** Start of INPUT **

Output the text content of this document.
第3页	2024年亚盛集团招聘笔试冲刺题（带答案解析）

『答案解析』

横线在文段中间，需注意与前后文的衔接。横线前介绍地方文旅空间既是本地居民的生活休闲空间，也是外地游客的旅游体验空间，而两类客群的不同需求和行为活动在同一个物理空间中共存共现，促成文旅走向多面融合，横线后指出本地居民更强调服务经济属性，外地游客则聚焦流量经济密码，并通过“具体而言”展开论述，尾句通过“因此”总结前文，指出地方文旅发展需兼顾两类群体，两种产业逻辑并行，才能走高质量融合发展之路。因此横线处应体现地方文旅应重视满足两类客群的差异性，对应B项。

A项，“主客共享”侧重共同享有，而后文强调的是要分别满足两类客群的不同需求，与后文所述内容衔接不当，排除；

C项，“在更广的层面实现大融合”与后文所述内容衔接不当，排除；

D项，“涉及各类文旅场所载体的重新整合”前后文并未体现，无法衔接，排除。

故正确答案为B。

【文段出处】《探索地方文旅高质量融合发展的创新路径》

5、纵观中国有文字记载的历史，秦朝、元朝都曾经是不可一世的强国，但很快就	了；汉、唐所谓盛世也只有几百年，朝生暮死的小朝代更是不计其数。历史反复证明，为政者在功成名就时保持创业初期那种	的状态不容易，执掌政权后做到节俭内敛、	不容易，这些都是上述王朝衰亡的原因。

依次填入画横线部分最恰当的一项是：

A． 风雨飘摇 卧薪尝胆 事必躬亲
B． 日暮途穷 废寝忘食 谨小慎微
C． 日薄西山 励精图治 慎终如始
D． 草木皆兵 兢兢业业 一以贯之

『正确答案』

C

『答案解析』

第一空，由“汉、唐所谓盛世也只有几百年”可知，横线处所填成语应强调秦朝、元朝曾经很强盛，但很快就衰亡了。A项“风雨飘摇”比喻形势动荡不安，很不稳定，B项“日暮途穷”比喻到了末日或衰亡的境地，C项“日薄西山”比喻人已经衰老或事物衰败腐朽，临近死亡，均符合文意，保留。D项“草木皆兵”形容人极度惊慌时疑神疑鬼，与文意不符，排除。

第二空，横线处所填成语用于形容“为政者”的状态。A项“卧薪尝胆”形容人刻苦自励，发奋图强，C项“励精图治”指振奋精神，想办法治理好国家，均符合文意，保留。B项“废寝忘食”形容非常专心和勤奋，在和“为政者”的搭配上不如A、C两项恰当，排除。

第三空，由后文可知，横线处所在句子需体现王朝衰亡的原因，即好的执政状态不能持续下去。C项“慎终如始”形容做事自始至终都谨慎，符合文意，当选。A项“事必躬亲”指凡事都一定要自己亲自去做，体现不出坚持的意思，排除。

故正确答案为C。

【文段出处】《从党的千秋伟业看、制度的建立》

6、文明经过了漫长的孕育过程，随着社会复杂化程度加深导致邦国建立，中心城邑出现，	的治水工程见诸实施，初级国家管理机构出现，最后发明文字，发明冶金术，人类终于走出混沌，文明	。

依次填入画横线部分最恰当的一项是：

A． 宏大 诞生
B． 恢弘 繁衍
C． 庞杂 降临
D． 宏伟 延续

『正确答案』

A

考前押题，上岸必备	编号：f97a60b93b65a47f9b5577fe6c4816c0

** End of INPUT **

Take the entries above and transcribe them exactly.

*THE OUTPUT*.
Output the text content of this document.
第3页	2024年亚盛集团招聘笔试冲刺题（带答案解析）

『答案解析』

横线在文段中间，需注意与前后文的衔接。横线前介绍地方文旅空间既是本地居民的生活休闲空间，也是外地游客的旅游体验空间，而两类客群的不同需求和行为活动在同一个物理空间中共存共现，促成文旅走向多面融合，横线后指出本地居民更强调服务经济属性，外地游客则聚焦流量经济密码，并通过“具体而言”展开论述，尾句通过“因此”总结前文，指出地方文旅发展需兼顾两类群体，两种产业逻辑并行，才能走高质量融合发展之路。因此横线处应体现地方文旅应重视满足两类客群的差异性，对应B项。

A项，“主客共享”侧重共同享有，而后文强调的是要分别满足两类客群的不同需求，与后文所述内容衔接不当，排除；

C项，“在更广的层面实现大融合”与后文所述内容衔接不当，排除；

D项，“涉及各类文旅场所载体的重新整合”前后文并未体现，无法衔接，排除。

故正确答案为B。

【文段出处】《探索地方文旅高质量融合发展的创新路径》

5、纵观中国有文字记载的历史，秦朝、元朝都曾经是不可一世的强国，但很快就	了；汉、唐所谓盛世也只有几百年，朝生暮死的小朝代更是不计其数。历史反复证明，为政者在功成名就时保持创业初期那种	的状态不容易，执掌政权后做到节俭内敛、	不容易，这些都是上述王朝衰亡的原因。

依次填入画横线部分最恰当的一项是：

A． 风雨飘摇 卧薪尝胆 事必躬亲
B． 日暮途穷 废寝忘食 谨小慎微
C． 日薄西山 励精图治 慎终如始
D． 草木皆兵 兢兢业业 一以贯之

『正确答案』

C

『答案解析』

第一空，由“汉、唐所谓盛世也只有几百年”可知，横线处所填成语应强调秦朝、元朝曾经很强盛，但很快就衰亡了。A项“风雨飘摇”比喻形势动荡不安，很不稳定，B项“日暮途穷”比喻到了末日或衰亡的境地，C项“日薄西山”比喻人已经衰老或事物衰败腐朽，临近死亡，均符合文意，保留。D项“草木皆兵”形容人极度惊慌时疑神疑鬼，与文意不符，排除。

第二空，横线处所填成语用于形容“为政者”的状态。A项“卧薪尝胆”形容人刻苦自励，发奋图强，C项“励精图治”指振奋精神，想办法治理好国家，均符合文意，保留。B项“废寝忘食”形容非常专心和勤奋，在和“为政者”的搭配上不如A、C两项恰当，排除。

第三空，由后文可知，横线处所在句子需体现王朝衰亡的原因，即好的执政状态不能持续下去。C项“慎终如始”形容做事自始至终都谨慎，符合文意，当选。A项“事必躬亲”指凡事都一定要自己亲自去做，体现不出坚持的意思，排除。

故正确答案为C。

【文段出处】《从党的千秋伟业看、制度的建立》

6、文明经过了漫长的孕育过程，随着社会复杂化程度加深导致邦国建立，中心城邑出现，	的治水工程见诸实施，初级国家管理机构出现，最后发明文字，发明冶金术，人类终于走出混沌，文明	。

依次填入画横线部分最恰当的一项是：

A． 宏大 诞生
B． 恢弘 繁衍
C． 庞杂 降临
D． 宏伟 延续

『正确答案』

A

考前押题，上岸必备	编号：f97a60b93b65a47f9b5577fe6c4816c0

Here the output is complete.